Kutipan dokumen:
━━━━
Brā bin Ma’rūr yang telah tua dan berpengaruh di lingkungan Muslim Yaṭrib, menjawab pertanyaan Abbas: ”Wahai
Abbas kami telah mendengar, namun kami ingin agar Rasulullah s.a.w.
berbicara sendiri kepada kami, dan memberitahu apa tanggungjawab yang
beliau harapkan dari kami.”
Kemudian beliau sebagaimana biasanya, menilawahkan beberapa ayat-ayat Alquran dan menjelaskan dengan singkat tentang ajaran Islam dan kewajiban-kewajiban kepada Allah dan kepada sesama ummat manusia, yang diakhiri dengan kalimat: ”Bagiku
pribadi, semua yang dibutuhkan adalah, bahwa jika terjadi suatu maka
kalian akan bersikap dalam cara yang sama kepadaku, sebagaimana kalian
bersikap kepada kerabatmu sendiri.”
Ketika beliau selesai bersabda, Brā bin Ma’rūr memegang kedua tangannya sesuai dengan adat-istiadat Arab dan berkata: ”Wahai
Rasulullah, kami bersaksi terhadap Allah Yang telah mengirimmu dengan
kebenaran dan taqwa, bahwa kami akan menjaga dirimu sebagaimana kami
menjaga nyawa kami sendiri. Kami tumbuh dan dewasa dalam kilatan
pedang….”
Tiba-tiba pembicaraannya dipotong oleh Abul Haiṭam bin Tihan, yang berkata: ”Wahai
Rasulullah, kami berhubungan erat dengan kaum Yahudi Yaṭrib sejak lama
sekali. Jika kami memihak kepadamu, maka hubungan itu jelas akan pecah.
Kami sedikit khawatir jika Allah memberi kemenangan kepadamu maka engkau
akan meninggalkan kami dan kembali ke Mekah, serta kami akan kecewa.”
━━━━
Tugas 1:
Dalam kutipan tentang pertemuan dengan kaum Muslim Yaṭrib, siapa saja tokoh yang ucapannya dikutip langsung di antara tanda petik? Sebutkan masing-masing satu kali.
Kutipan dan baris-baris data ini tidak saling berkaitan.

Butir dataset:
━━━━
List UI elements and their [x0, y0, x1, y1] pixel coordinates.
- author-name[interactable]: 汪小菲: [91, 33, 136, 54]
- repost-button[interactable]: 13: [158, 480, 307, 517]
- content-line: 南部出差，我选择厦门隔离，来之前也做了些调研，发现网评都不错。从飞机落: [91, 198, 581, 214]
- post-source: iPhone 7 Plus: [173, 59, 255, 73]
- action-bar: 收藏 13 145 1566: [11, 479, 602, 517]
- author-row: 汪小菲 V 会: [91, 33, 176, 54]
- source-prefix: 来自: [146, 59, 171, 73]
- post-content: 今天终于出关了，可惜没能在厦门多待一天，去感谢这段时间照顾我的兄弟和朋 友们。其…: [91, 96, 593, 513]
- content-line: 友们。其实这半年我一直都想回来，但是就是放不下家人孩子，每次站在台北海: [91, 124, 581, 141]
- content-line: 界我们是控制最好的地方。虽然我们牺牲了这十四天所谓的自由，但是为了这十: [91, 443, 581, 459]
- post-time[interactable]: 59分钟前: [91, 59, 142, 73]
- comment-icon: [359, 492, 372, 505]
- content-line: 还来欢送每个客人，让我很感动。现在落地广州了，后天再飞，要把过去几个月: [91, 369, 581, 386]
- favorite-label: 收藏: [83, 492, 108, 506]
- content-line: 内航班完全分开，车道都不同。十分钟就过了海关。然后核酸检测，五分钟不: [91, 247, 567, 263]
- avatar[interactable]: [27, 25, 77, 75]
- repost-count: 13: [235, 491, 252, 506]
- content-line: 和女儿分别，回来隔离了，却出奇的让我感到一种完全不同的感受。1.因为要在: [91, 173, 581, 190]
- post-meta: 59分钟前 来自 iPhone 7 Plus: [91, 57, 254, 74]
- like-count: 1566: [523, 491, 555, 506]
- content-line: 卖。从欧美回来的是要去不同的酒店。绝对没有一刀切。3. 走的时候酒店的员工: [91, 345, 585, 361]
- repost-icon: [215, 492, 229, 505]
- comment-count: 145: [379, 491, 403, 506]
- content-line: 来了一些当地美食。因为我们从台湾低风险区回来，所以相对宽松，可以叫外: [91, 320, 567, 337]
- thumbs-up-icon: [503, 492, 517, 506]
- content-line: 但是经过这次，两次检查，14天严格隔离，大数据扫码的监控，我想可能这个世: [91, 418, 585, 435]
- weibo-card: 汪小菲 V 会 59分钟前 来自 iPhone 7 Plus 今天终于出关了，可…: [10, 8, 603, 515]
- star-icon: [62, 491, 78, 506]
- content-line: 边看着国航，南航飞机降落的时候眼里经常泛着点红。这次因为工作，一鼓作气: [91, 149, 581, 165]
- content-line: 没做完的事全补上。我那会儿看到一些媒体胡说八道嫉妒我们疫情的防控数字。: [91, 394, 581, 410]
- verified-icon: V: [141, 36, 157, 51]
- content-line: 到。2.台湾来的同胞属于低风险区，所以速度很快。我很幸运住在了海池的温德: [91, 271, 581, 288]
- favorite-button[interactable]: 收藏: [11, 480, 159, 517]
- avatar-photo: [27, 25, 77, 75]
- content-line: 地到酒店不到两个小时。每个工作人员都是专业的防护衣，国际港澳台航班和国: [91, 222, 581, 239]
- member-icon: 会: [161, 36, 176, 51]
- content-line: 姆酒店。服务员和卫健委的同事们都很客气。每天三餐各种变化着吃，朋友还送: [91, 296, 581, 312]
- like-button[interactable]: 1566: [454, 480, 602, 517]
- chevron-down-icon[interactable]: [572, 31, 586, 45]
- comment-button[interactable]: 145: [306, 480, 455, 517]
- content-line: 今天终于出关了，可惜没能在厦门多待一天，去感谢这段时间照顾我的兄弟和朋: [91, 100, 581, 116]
━━━━
Tugas 2:
Sajikan sebagai daftar bernomor semua baris data, mulai dari awal baris data sampai ke baris yang memuat "- action-bar: 收藏", termasuk baris itu dan tanpa baris kosong.

Jawaban akhir 1:
- Brā bin Ma’rūr
- Rasulullah s.a.w.
- Abul Haiṭam bin Tihan

Jawaban akhir 2:
1. List UI elements and their [x0, y0, x1, y1] pixel coordinates.
2. - author-name[interactable]: 汪小菲: [91, 33, 136, 54]
3. - repost-button[interactable]: 13: [158, 480, 307, 517]
4. - content-line: 南部出差，我选择厦门隔离，来之前也做了些调研，发现网评都不错。从飞机落: [91, 198, 581, 214]
5. - post-source: iPhone 7 Plus: [173, 59, 255, 73]
6. - action-bar: 收藏 13 145 1566: [11, 479, 602, 517]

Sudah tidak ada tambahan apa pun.